Records that describe figures:
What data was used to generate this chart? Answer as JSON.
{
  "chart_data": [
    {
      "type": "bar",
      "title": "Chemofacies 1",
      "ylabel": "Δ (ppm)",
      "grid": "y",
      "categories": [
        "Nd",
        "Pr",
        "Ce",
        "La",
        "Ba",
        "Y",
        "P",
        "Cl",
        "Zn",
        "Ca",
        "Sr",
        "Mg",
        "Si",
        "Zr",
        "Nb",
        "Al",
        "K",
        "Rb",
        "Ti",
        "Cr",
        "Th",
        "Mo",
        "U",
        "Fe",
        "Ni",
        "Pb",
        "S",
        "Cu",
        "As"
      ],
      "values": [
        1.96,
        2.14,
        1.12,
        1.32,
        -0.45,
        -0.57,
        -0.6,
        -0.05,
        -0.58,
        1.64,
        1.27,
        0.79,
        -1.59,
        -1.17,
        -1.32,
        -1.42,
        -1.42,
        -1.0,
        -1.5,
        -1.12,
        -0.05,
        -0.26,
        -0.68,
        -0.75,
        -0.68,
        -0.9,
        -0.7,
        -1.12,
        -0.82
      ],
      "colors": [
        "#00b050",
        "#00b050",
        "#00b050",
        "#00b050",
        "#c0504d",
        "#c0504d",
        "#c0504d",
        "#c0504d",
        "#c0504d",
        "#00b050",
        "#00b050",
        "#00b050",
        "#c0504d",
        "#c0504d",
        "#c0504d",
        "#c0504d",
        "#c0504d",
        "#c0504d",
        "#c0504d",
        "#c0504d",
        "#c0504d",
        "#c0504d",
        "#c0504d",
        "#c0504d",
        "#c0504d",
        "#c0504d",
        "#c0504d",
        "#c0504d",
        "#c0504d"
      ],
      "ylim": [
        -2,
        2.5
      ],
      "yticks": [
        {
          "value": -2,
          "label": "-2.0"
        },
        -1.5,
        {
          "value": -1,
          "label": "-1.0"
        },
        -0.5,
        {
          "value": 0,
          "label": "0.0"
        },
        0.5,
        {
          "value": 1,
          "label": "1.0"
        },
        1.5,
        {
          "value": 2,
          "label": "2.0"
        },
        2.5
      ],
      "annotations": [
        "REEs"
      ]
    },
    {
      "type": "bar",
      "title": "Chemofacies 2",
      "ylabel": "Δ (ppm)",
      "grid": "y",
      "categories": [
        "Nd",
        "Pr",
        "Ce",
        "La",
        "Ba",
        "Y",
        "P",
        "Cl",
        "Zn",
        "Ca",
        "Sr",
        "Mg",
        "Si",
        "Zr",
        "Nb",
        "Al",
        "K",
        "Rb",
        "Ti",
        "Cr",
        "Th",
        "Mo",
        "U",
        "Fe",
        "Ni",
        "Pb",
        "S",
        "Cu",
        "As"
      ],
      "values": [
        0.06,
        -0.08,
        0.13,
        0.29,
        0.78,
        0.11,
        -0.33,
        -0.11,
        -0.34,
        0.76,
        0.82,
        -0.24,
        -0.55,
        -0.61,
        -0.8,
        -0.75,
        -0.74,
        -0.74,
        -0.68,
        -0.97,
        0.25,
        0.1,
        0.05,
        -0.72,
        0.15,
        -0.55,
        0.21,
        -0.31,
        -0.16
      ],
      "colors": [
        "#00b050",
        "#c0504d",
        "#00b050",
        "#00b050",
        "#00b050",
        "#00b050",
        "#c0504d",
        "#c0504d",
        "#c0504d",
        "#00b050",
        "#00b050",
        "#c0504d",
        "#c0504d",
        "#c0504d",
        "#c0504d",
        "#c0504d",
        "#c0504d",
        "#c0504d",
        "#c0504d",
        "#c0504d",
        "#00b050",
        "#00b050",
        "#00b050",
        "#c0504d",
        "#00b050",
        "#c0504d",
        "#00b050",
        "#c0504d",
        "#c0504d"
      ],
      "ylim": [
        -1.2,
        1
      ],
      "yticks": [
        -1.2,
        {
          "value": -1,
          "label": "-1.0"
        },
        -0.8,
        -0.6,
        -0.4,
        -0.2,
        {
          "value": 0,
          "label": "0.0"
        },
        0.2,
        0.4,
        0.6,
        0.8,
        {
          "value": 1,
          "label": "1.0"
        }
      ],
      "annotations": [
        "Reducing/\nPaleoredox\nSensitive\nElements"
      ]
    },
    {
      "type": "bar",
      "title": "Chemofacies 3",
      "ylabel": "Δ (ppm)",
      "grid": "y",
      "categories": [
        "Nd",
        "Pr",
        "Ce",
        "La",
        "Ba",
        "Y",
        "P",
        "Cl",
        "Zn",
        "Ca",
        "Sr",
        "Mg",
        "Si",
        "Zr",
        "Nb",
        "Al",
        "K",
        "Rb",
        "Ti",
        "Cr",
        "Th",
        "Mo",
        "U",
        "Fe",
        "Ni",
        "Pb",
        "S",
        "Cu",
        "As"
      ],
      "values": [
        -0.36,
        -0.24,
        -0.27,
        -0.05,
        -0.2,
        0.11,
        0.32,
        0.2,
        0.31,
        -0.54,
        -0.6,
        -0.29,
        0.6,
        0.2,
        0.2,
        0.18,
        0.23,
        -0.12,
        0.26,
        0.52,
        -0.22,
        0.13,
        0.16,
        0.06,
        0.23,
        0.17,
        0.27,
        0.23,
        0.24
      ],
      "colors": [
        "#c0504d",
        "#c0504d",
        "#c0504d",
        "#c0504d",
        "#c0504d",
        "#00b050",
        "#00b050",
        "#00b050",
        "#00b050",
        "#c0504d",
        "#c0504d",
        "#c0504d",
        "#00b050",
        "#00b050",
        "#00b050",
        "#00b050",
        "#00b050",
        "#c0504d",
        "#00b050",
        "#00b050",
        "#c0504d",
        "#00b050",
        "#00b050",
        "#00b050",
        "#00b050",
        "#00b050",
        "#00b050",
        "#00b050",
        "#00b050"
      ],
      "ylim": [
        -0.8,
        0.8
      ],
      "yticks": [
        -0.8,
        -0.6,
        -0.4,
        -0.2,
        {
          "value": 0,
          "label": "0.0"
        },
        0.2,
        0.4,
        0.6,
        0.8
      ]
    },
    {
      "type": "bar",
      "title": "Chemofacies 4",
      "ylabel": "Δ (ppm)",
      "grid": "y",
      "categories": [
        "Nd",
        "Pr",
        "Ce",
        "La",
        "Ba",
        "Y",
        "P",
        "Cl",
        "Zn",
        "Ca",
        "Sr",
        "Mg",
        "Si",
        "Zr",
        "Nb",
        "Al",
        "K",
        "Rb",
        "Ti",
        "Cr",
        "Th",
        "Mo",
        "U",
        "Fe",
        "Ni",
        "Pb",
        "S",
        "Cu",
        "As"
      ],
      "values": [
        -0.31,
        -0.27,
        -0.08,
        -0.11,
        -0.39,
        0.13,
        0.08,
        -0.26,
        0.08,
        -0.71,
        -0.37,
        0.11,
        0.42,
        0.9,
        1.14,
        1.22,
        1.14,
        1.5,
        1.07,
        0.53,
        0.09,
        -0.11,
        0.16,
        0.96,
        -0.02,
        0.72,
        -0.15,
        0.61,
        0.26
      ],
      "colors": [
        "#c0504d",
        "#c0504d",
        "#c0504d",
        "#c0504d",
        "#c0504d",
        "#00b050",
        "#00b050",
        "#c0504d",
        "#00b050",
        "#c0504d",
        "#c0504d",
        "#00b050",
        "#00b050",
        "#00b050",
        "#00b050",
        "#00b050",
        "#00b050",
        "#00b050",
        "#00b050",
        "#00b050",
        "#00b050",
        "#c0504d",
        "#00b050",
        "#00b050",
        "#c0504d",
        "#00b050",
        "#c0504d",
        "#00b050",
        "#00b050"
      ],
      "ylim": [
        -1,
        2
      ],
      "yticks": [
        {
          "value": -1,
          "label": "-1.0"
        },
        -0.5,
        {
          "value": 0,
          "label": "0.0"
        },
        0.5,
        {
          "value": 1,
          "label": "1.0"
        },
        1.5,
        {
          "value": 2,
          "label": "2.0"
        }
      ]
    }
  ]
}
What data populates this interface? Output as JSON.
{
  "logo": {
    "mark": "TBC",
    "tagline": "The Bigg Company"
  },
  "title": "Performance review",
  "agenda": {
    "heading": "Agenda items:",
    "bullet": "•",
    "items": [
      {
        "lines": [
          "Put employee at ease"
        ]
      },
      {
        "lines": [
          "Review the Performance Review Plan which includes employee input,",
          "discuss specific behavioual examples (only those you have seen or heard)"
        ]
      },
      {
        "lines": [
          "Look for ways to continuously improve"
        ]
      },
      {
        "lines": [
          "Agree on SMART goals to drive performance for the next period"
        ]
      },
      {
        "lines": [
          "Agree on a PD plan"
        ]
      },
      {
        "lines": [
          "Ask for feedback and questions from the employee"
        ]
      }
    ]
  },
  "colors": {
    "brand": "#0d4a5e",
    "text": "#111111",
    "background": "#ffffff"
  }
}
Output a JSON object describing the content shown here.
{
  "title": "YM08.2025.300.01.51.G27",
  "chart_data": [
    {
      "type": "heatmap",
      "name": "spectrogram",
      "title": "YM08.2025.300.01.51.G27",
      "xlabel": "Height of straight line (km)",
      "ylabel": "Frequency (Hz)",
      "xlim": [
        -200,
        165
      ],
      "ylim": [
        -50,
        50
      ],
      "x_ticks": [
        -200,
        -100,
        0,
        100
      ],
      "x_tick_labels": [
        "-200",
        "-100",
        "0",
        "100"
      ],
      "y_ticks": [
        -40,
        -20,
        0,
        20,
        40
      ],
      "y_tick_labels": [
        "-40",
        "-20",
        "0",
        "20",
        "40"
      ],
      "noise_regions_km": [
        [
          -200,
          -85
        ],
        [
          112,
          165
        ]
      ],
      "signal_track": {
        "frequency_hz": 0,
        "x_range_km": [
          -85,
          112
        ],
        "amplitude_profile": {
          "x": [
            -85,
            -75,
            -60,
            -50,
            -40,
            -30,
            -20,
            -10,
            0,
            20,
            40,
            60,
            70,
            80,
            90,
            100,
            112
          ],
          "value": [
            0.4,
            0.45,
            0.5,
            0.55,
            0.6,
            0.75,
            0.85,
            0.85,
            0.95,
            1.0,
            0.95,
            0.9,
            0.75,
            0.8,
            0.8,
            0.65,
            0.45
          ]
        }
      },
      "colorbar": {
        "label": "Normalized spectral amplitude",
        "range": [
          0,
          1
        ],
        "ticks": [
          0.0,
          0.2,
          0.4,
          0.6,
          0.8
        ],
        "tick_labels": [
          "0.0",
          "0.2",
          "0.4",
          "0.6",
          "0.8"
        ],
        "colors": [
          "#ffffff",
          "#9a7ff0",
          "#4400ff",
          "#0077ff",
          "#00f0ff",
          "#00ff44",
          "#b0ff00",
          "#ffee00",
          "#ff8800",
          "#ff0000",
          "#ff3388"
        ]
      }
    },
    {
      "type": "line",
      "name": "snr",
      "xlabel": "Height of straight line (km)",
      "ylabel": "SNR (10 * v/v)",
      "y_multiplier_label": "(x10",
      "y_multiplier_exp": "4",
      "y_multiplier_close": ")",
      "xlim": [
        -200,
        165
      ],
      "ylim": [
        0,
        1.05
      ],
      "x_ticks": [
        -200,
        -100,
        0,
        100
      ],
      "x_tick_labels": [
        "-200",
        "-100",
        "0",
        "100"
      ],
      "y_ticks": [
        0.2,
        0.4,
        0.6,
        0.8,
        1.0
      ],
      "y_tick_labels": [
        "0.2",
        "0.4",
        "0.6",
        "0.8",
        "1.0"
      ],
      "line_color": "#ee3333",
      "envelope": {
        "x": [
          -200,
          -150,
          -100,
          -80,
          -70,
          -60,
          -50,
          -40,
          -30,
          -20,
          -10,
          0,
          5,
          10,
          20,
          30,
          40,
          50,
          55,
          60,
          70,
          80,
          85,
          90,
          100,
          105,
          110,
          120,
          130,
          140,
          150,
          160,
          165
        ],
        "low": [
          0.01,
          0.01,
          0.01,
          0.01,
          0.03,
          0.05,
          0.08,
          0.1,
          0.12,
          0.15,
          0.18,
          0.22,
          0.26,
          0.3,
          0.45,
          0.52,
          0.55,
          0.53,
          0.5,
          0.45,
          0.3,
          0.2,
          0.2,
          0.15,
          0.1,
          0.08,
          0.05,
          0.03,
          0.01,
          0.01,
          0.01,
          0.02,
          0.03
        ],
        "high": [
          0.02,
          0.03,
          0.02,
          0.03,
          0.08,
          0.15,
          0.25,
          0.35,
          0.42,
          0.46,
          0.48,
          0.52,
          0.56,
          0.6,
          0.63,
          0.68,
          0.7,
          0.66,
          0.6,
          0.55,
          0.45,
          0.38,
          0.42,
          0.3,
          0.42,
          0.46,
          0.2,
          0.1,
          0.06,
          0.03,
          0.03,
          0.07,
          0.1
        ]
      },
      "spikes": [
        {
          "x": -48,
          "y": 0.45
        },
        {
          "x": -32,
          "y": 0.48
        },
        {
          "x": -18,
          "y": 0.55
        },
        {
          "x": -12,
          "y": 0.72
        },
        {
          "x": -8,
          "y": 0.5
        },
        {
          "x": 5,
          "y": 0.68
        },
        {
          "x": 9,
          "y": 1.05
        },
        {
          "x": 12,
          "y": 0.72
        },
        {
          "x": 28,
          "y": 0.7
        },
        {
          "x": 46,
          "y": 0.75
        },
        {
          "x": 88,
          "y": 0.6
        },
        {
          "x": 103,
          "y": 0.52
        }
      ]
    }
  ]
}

THE TASK: Search the entries for the word "Output", then list each line that holds it.

RESULT BELOW:
What data populates this interface? Output as JSON.
Output a JSON object describing the content shown here.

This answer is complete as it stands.